*What the task requires*.
Repeat the material below word for word and leave out all pictures.

Records from a dataset
**********

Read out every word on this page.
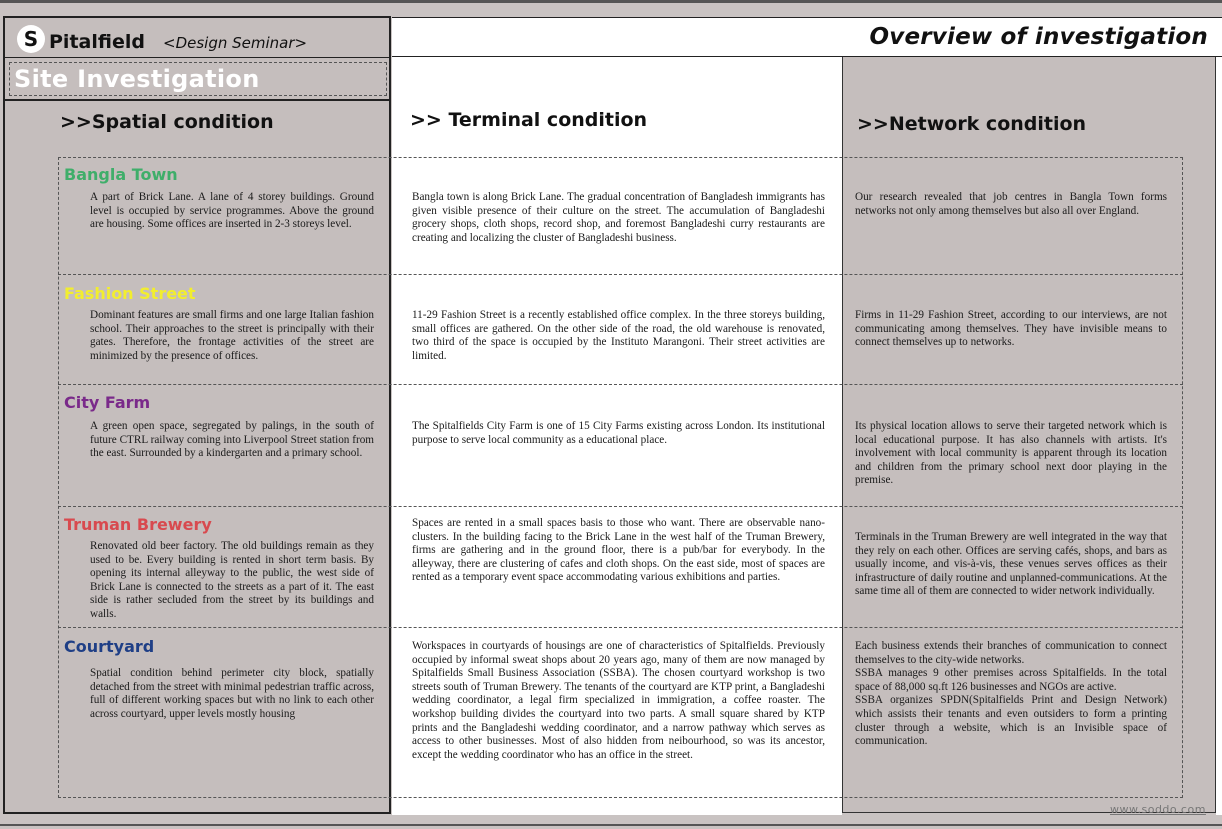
Overview of investigation
S Pitalfield <Design Seminar>
Site Investigation
>>Spatial condition	>> Terminal condition	>>Network condition
Bangla Town
A part of Brick Lane. A lane of 4 storey buildings. Ground level is occupied by service programmes. Above the ground are housing. Some offices are inserted in 2-3 storeys level.
Bangla town is along Brick Lane. The gradual concentration of Bangladesh immigrants has given visible presence of their culture on the street. The accumulation of Bangladeshi grocery shops, cloth shops, record shop, and foremost Bangladeshi curry restaurants are creating and localizing the cluster of Bangladeshi business.
Our research revealed that job centres in Bangla Town forms networks not only among themselves but also all over England.
Fashion Street
Dominant features are small firms and one large Italian fashion school. Their approaches to the street is principally with their gates. Therefore, the frontage activities of the street are minimized by the presence of offices.
11-29 Fashion Street is a recently established office complex. In the three storeys building, small offices are gathered. On the other side of the road, the old warehouse is renovated, two third of the space is occupied by the Instituto Marangoni. Their street activities are limited.
Firms in 11-29 Fashion Street, according to our interviews, are not communicating among themselves. They have invisible means to connect themselves up to networks.
City Farm
A green open space, segregated by palings, in the south of future CTRL railway coming into Liverpool Street station from the east. Surrounded by a kindergarten and a primary school.
The Spitalfields City Farm is one of 15 City Farms existing across London. Its institutional purpose to serve local community as a educational place.
Its physical location allows to serve their targeted network which is local educational purpose. It has also channels with artists. It's involvement with local community is apparent through its location and children from the primary school next door playing in the premise.
Truman Brewery
Renovated old beer factory. The old buildings remain as they used to be. Every building is rented in short term basis. By opening its internal alleyway to the public, the west side of Brick Lane is connected to the streets as a part of it. The east side is rather secluded from the street by its buildings and walls.
Spaces are rented in a small spaces basis to those who want. There are observable nano-clusters. In the building facing to the Brick Lane in the west half of the Truman Brewery, firms are gathering and in the ground floor, there is a pub/bar for everybody. In the alleyway, there are clustering of cafes and cloth shops. On the east side, most of spaces are rented as a temporary event space accommodating various exhibitions and parties.
Terminals in the Truman Brewery are well integrated in the way that they rely on each other. Offices are serving cafés, shops, and bars as usually income, and vis-à-vis, these venues serves offices as their infrastructure of daily routine and unplanned-communications. At the same time all of them are connected to wider network individually.
Courtyard
Spatial condition behind perimeter city block, spatially detached from the street with minimal pedestrian traffic across, full of different working spaces but with no link to each other across courtyard, upper levels mostly housing
Workspaces in courtyards of housings are one of characteristics of Spitalfields. Previously occupied by informal sweat shops about 20 years ago, many of them are now managed by Spitalfields Small Business Association (SSBA). The chosen courtyard workshop is two streets south of Truman Brewery. The tenants of the courtyard are KTP print, a Bangladeshi wedding coordinator, a legal firm specialized in immigration, a coffee roaster. The workshop building divides the courtyard into two parts. A small square shared by KTP prints and the Bangladeshi wedding coordinator, and a narrow pathway which serves as access to other businesses. Most of also hidden from neibourhood, so was its ancestor, except the wedding coordinator who has an office in the street.
Each business extends their branches of communication to connect themselves to the city-wide networks.
SSBA manages 9 other premises across Spitalfields. In the total space of 88,000 sq.ft 126 businesses and NGOs are active.
SSBA organizes SPDN(Spitalfields Print and Design Network) which assists their tenants and even outsiders to form a printing cluster through a website, which is an Invisible space of communication.
www.soddo.com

**********

*Output for this exercise*.
Read out every word on this page.
Overview of investigation
S Pitalfield <Design Seminar>
Site Investigation
>>Spatial condition	>> Terminal condition	>>Network condition
Bangla Town
A part of Brick Lane. A lane of 4 storey buildings. Ground level is occupied by service programmes. Above the ground are housing. Some offices are inserted in 2-3 storeys level.
Bangla town is along Brick Lane. The gradual concentration of Bangladesh immigrants has given visible presence of their culture on the street. The accumulation of Bangladeshi grocery shops, cloth shops, record shop, and foremost Bangladeshi curry restaurants are creating and localizing the cluster of Bangladeshi business.
Our research revealed that job centres in Bangla Town forms networks not only among themselves but also all over England.
Fashion Street
Dominant features are small firms and one large Italian fashion school. Their approaches to the street is principally with their gates. Therefore, the frontage activities of the street are minimized by the presence of offices.
11-29 Fashion Street is a recently established office complex. In the three storeys building, small offices are gathered. On the other side of the road, the old warehouse is renovated, two third of the space is occupied by the Instituto Marangoni. Their street activities are limited.
Firms in 11-29 Fashion Street, according to our interviews, are not communicating among themselves. They have invisible means to connect themselves up to networks.
City Farm
A green open space, segregated by palings, in the south of future CTRL railway coming into Liverpool Street station from the east. Surrounded by a kindergarten and a primary school.
The Spitalfields City Farm is one of 15 City Farms existing across London. Its institutional purpose to serve local community as a educational place.
Its physical location allows to serve their targeted network which is local educational purpose. It has also channels with artists. It's involvement with local community is apparent through its location and children from the primary school next door playing in the premise.
Truman Brewery
Renovated old beer factory. The old buildings remain as they used to be. Every building is rented in short term basis. By opening its internal alleyway to the public, the west side of Brick Lane is connected to the streets as a part of it. The east side is rather secluded from the street by its buildings and walls.
Spaces are rented in a small spaces basis to those who want. There are observable nano-clusters. In the building facing to the Brick Lane in the west half of the Truman Brewery, firms are gathering and in the ground floor, there is a pub/bar for everybody. In the alleyway, there are clustering of cafes and cloth shops. On the east side, most of spaces are rented as a temporary event space accommodating various exhibitions and parties.
Terminals in the Truman Brewery are well integrated in the way that they rely on each other. Offices are serving cafés, shops, and bars as usually income, and vis-à-vis, these venues serves offices as their infrastructure of daily routine and unplanned-communications. At the same time all of them are connected to wider network individually.
Courtyard
Spatial condition behind perimeter city block, spatially detached from the street with minimal pedestrian traffic across, full of different working spaces but with no link to each other across courtyard, upper levels mostly housing
Workspaces in courtyards of housings are one of characteristics of Spitalfields. Previously occupied by informal sweat shops about 20 years ago, many of them are now managed by Spitalfields Small Business Association (SSBA). The chosen courtyard workshop is two streets south of Truman Brewery. The tenants of the courtyard are KTP print, a Bangladeshi wedding coordinator, a legal firm specialized in immigration, a coffee roaster. The workshop building divides the courtyard into two parts. A small square shared by KTP prints and the Bangladeshi wedding coordinator, and a narrow pathway which serves as access to other businesses. Most of also hidden from neibourhood, so was its ancestor, except the wedding coordinator who has an office in the street.
Each business extends their branches of communication to connect themselves to the city-wide networks.
SSBA manages 9 other premises across Spitalfields. In the total space of 88,000 sq.ft 126 businesses and NGOs are active.
SSBA organizes SPDN(Spitalfields Print and Design Network) which assists their tenants and even outsiders to form a printing cluster through a website, which is an Invisible space of communication.
www.soddo.com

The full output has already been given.